Dataset items
▬▬▬

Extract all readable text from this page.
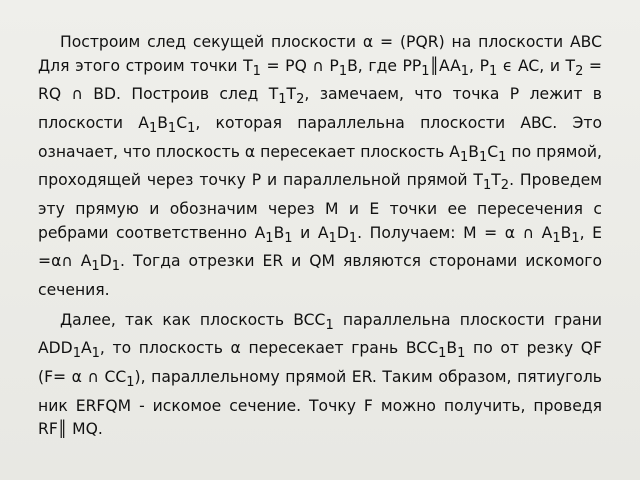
Построим след секущей плоскости α = (PQR) на плоскости ABC Для этого строим точки $T_1$ = PQ ∩ $P_1B$, где $PP_1║AA_1$, $P_1$ ϵ AC, и $T_2$ = RQ ∩ BD. Построив след $T_1T_2$, замечаем, что точка P лежит в плоскости $A_1B_1C_1$, которая параллельна плоскости ABC. Это означает, что плоскость α пересекает плоскость $A_1B_1C_1$ по прямой, проходящей через точку P и параллельной прямой $T_1T_2$. Проведем эту прямую и обозначим через M и E точки ее пересечения с ребрами соответственно $A_1B_1$ и $A_1D_1$. Получаем: M = α ∩ $A_1B_1$, E =α∩ $A_1D_1$. Тогда отрезки ER и QM являются сторонами искомого сечения.

Далее, так как плоскость $BCC_1$ параллельна плоскости грани $ADD_1A_1$, то плоскость α пересекает грань $BCC_1B_1$ по от резку QF (F= α ∩ $CC_1$), параллельному прямой ER. Таким образом, пятиуголь ник ERFQM - искомое сечение. Точку F можно получить, проведя RF║ MQ.
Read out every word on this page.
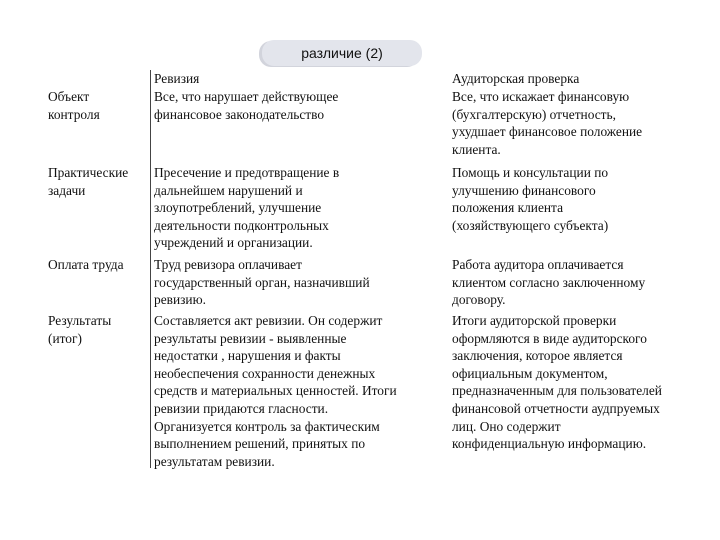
различие (2)
Ревизия	Аудиторская проверка
Объект
контроля
Все, что нарушает действующее
финансовое законодательство
Все, что искажает финансовую
(бухгалтерскую) отчетность,
ухудшает финансовое положение
клиента.
Практические
задачи
Пресечение и предотвращение в
дальнейшем нарушений и
злоупотреблений, улучшение
деятельности подконтрольных
учреждений и организации.
Помощь и консультации по
улучшению финансового
положения клиента
(хозяйствующего субъекта)
Оплата труда	Труд ревизора оплачивает
государственный орган, назначивший
ревизию.
Работа аудитора оплачивается
клиентом согласно заключенному
договору.
Результаты
(итог)
Составляется акт ревизии. Он содержит
результаты ревизии - выявленные
недостатки , нарушения и факты
необеспечения сохранности денежных
средств и материальных ценностей. Итоги
ревизии придаются гласности.
Организуется контроль за фактическим
выполнением решений, принятых по
результатам ревизии.
Итоги аудиторской проверки
оформляются в виде аудиторского
заключения, которое является
официальным документом,
предназначенным для пользователей
финансовой отчетности аудпруемых
лиц. Оно содержит
конфиденциальную информацию.
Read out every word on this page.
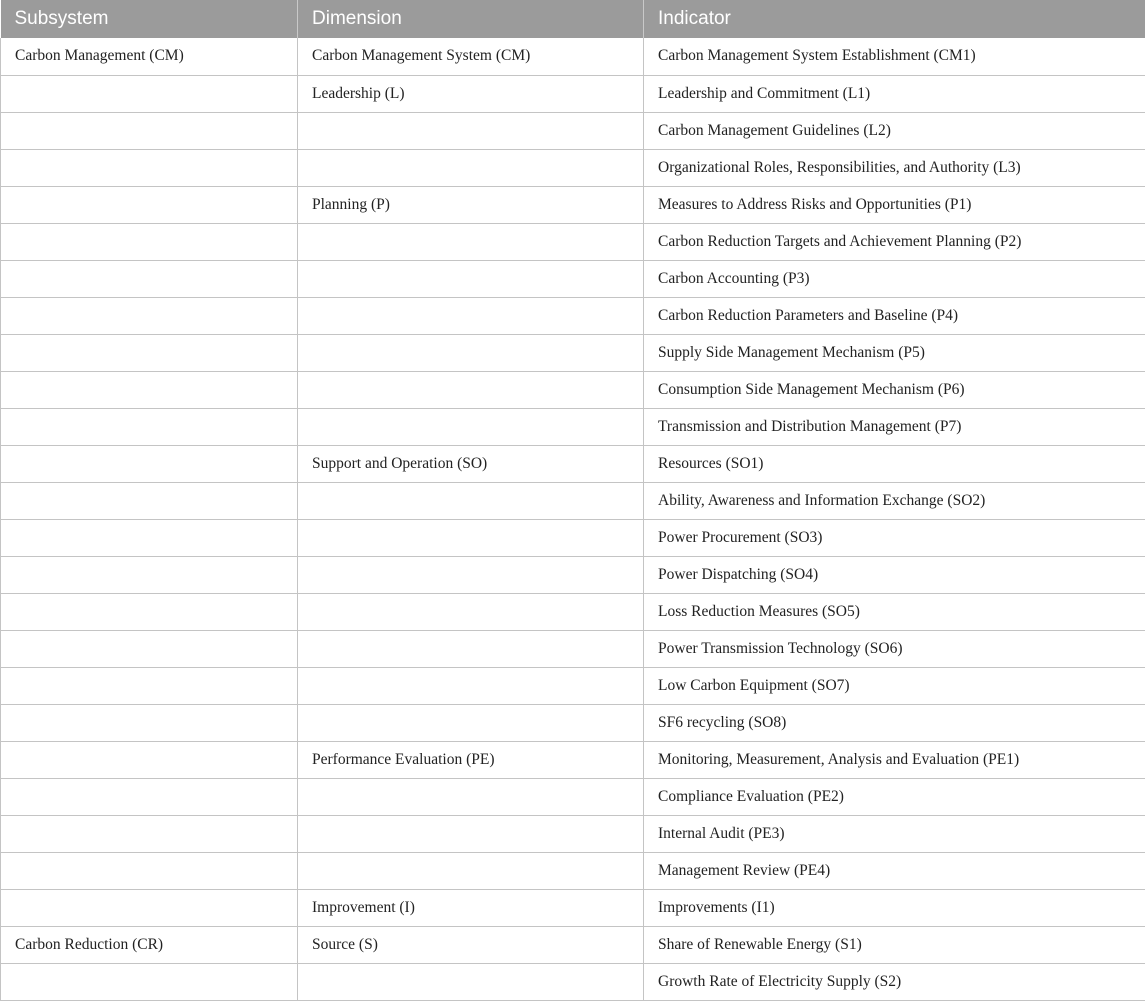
Subsystem	Dimension	Indicator
Carbon Management (CM)	Carbon Management System (CM)	Carbon Management System Establishment (CM1)
	Leadership (L)	Leadership and Commitment (L1)
		Carbon Management Guidelines (L2)
		Organizational Roles, Responsibilities, and Authority (L3)
	Planning (P)	Measures to Address Risks and Opportunities (P1)
		Carbon Reduction Targets and Achievement Planning (P2)
		Carbon Accounting (P3)
		Carbon Reduction Parameters and Baseline (P4)
		Supply Side Management Mechanism (P5)
		Consumption Side Management Mechanism (P6)
		Transmission and Distribution Management (P7)
	Support and Operation (SO)	Resources (SO1)
		Ability, Awareness and Information Exchange (SO2)
		Power Procurement (SO3)
		Power Dispatching (SO4)
		Loss Reduction Measures (SO5)
		Power Transmission Technology (SO6)
		Low Carbon Equipment (SO7)
		SF6 recycling (SO8)
	Performance Evaluation (PE)	Monitoring, Measurement, Analysis and Evaluation (PE1)
		Compliance Evaluation (PE2)
		Internal Audit (PE3)
		Management Review (PE4)
	Improvement (I)	Improvements (I1)
Carbon Reduction (CR)	Source (S)	Share of Renewable Energy (S1)
		Growth Rate of Electricity Supply (S2)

▬▬▬

* WHAT YOU NEED TO DO
Quote the data above in full and without alteration; skip the pictures.

* THE ANSWER
Extract all readable text from this page.
Построим след секущей плоскости α = (PQR) на плоскости ABC Для этого строим точки $T_1$ = PQ ∩ $P_1B$, где $PP_1║AA_1$, $P_1$ ϵ AC, и $T_2$ = RQ ∩ BD. Построив след $T_1T_2$, замечаем, что точка P лежит в плоскости $A_1B_1C_1$, которая параллельна плоскости ABC. Это означает, что плоскость α пересекает плоскость $A_1B_1C_1$ по прямой, проходящей через точку P и параллельной прямой $T_1T_2$. Проведем эту прямую и обозначим через M и E точки ее пересечения с ребрами соответственно $A_1B_1$ и $A_1D_1$. Получаем: M = α ∩ $A_1B_1$, E =α∩ $A_1D_1$. Тогда отрезки ER и QM являются сторонами искомого сечения.

Далее, так как плоскость $BCC_1$ параллельна плоскости грани $ADD_1A_1$, то плоскость α пересекает грань $BCC_1B_1$ по от резку QF (F= α ∩ $CC_1$), параллельному прямой ER. Таким образом, пятиуголь ник ERFQM - искомое сечение. Точку F можно получить, проведя RF║ MQ.
Read out every word on this page.
различие (2)
Ревизия	Аудиторская проверка
Объект
контроля
Все, что нарушает действующее
финансовое законодательство
Все, что искажает финансовую
(бухгалтерскую) отчетность,
ухудшает финансовое положение
клиента.
Практические
задачи
Пресечение и предотвращение в
дальнейшем нарушений и
злоупотреблений, улучшение
деятельности подконтрольных
учреждений и организации.
Помощь и консультации по
улучшению финансового
положения клиента
(хозяйствующего субъекта)
Оплата труда	Труд ревизора оплачивает
государственный орган, назначивший
ревизию.
Работа аудитора оплачивается
клиентом согласно заключенному
договору.
Результаты
(итог)
Составляется акт ревизии. Он содержит
результаты ревизии - выявленные
недостатки , нарушения и факты
необеспечения сохранности денежных
средств и материальных ценностей. Итоги
ревизии придаются гласности.
Организуется контроль за фактическим
выполнением решений, принятых по
результатам ревизии.
Итоги аудиторской проверки
оформляются в виде аудиторского
заключения, которое является
официальным документом,
предназначенным для пользователей
финансовой отчетности аудпруемых
лиц. Оно содержит
конфиденциальную информацию.
Read out every word on this page.
Subsystem	Dimension	Indicator
Carbon Management (CM)	Carbon Management System (CM)	Carbon Management System Establishment (CM1)
	Leadership (L)	Leadership and Commitment (L1)
		Carbon Management Guidelines (L2)
		Organizational Roles, Responsibilities, and Authority (L3)
	Planning (P)	Measures to Address Risks and Opportunities (P1)
		Carbon Reduction Targets and Achievement Planning (P2)
		Carbon Accounting (P3)
		Carbon Reduction Parameters and Baseline (P4)
		Supply Side Management Mechanism (P5)
		Consumption Side Management Mechanism (P6)
		Transmission and Distribution Management (P7)
	Support and Operation (SO)	Resources (SO1)
		Ability, Awareness and Information Exchange (SO2)
		Power Procurement (SO3)
		Power Dispatching (SO4)
		Loss Reduction Measures (SO5)
		Power Transmission Technology (SO6)
		Low Carbon Equipment (SO7)
		SF6 recycling (SO8)
	Performance Evaluation (PE)	Monitoring, Measurement, Analysis and Evaluation (PE1)
		Compliance Evaluation (PE2)
		Internal Audit (PE3)
		Management Review (PE4)
	Improvement (I)	Improvements (I1)
Carbon Reduction (CR)	Source (S)	Share of Renewable Energy (S1)
		Growth Rate of Electricity Supply (S2)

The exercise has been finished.